■ Written problem:
Repeat the whole listing below, word for word.

(Items from a data source)
* BEGIN *
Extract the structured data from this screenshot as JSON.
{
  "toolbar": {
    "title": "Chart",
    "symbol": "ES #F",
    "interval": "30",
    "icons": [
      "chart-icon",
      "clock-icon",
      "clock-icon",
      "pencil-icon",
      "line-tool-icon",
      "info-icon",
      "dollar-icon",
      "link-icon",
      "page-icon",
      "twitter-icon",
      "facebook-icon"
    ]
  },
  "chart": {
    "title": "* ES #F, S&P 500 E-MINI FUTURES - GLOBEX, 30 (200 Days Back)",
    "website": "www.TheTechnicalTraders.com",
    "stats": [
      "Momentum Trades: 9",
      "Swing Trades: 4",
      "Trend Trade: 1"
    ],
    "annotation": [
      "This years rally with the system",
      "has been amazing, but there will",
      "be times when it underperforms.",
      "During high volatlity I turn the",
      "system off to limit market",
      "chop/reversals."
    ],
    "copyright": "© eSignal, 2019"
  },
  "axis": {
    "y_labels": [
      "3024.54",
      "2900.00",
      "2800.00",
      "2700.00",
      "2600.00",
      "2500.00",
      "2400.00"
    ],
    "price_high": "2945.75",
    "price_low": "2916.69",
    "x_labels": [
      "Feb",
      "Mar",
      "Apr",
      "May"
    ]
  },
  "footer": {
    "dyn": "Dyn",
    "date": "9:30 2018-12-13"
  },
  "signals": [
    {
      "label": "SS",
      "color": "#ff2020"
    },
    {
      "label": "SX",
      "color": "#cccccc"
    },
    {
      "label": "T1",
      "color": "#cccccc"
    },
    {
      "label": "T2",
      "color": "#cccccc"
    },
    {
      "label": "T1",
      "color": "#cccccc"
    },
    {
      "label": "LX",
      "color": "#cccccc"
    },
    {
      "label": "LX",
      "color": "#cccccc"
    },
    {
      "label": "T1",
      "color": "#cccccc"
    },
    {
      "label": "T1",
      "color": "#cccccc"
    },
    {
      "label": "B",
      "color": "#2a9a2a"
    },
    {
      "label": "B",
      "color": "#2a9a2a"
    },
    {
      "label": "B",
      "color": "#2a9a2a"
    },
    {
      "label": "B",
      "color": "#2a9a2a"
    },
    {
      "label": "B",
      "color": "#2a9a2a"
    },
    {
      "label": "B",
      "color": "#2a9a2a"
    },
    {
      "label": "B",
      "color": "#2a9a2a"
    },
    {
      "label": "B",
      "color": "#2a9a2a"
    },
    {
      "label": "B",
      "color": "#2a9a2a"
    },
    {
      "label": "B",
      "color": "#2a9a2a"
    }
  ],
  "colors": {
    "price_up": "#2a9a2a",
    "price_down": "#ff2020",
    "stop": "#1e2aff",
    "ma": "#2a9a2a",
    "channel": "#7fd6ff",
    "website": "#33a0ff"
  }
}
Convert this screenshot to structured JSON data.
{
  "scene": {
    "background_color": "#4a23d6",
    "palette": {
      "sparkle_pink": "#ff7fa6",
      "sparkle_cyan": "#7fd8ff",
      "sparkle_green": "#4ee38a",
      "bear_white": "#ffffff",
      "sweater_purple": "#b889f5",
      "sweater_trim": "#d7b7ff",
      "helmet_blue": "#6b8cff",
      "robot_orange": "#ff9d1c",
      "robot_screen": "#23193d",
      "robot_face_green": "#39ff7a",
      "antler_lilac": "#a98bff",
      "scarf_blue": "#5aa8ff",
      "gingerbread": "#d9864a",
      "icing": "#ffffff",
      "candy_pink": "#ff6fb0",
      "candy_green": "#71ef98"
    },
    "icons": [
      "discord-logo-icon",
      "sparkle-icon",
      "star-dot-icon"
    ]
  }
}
* END *
■ Full response:
Extract the structured data from this screenshot as JSON.
{
  "toolbar": {
    "title": "Chart",
    "symbol": "ES #F",
    "interval": "30",
    "icons": [
      "chart-icon",
      "clock-icon",
      "clock-icon",
      "pencil-icon",
      "line-tool-icon",
      "info-icon",
      "dollar-icon",
      "link-icon",
      "page-icon",
      "twitter-icon",
      "facebook-icon"
    ]
  },
  "chart": {
    "title": "* ES #F, S&P 500 E-MINI FUTURES - GLOBEX, 30 (200 Days Back)",
    "website": "www.TheTechnicalTraders.com",
    "stats": [
      "Momentum Trades: 9",
      "Swing Trades: 4",
      "Trend Trade: 1"
    ],
    "annotation": [
      "This years rally with the system",
      "has been amazing, but there will",
      "be times when it underperforms.",
      "During high volatlity I turn the",
      "system off to limit market",
      "chop/reversals."
    ],
    "copyright": "© eSignal, 2019"
  },
  "axis": {
    "y_labels": [
      "3024.54",
      "2900.00",
      "2800.00",
      "2700.00",
      "2600.00",
      "2500.00",
      "2400.00"
    ],
    "price_high": "2945.75",
    "price_low": "2916.69",
    "x_labels": [
      "Feb",
      "Mar",
      "Apr",
      "May"
    ]
  },
  "footer": {
    "dyn": "Dyn",
    "date": "9:30 2018-12-13"
  },
  "signals": [
    {
      "label": "SS",
      "color": "#ff2020"
    },
    {
      "label": "SX",
      "color": "#cccccc"
    },
    {
      "label": "T1",
      "color": "#cccccc"
    },
    {
      "label": "T2",
      "color": "#cccccc"
    },
    {
      "label": "T1",
      "color": "#cccccc"
    },
    {
      "label": "LX",
      "color": "#cccccc"
    },
    {
      "label": "LX",
      "color": "#cccccc"
    },
    {
      "label": "T1",
      "color": "#cccccc"
    },
    {
      "label": "T1",
      "color": "#cccccc"
    },
    {
      "label": "B",
      "color": "#2a9a2a"
    },
    {
      "label": "B",
      "color": "#2a9a2a"
    },
    {
      "label": "B",
      "color": "#2a9a2a"
    },
    {
      "label": "B",
      "color": "#2a9a2a"
    },
    {
      "label": "B",
      "color": "#2a9a2a"
    },
    {
      "label": "B",
      "color": "#2a9a2a"
    },
    {
      "label": "B",
      "color": "#2a9a2a"
    },
    {
      "label": "B",
      "color": "#2a9a2a"
    },
    {
      "label": "B",
      "color": "#2a9a2a"
    },
    {
      "label": "B",
      "color": "#2a9a2a"
    }
  ],
  "colors": {
    "price_up": "#2a9a2a",
    "price_down": "#ff2020",
    "stop": "#1e2aff",
    "ma": "#2a9a2a",
    "channel": "#7fd6ff",
    "website": "#33a0ff"
  }
}
Convert this screenshot to structured JSON data.
{
  "scene": {
    "background_color": "#4a23d6",
    "palette": {
      "sparkle_pink": "#ff7fa6",
      "sparkle_cyan": "#7fd8ff",
      "sparkle_green": "#4ee38a",
      "bear_white": "#ffffff",
      "sweater_purple": "#b889f5",
      "sweater_trim": "#d7b7ff",
      "helmet_blue": "#6b8cff",
      "robot_orange": "#ff9d1c",
      "robot_screen": "#23193d",
      "robot_face_green": "#39ff7a",
      "antler_lilac": "#a98bff",
      "scarf_blue": "#5aa8ff",
      "gingerbread": "#d9864a",
      "icing": "#ffffff",
      "candy_pink": "#ff6fb0",
      "candy_green": "#71ef98"
    },
    "icons": [
      "discord-logo-icon",
      "sparkle-icon",
      "star-dot-icon"
    ]
  }
}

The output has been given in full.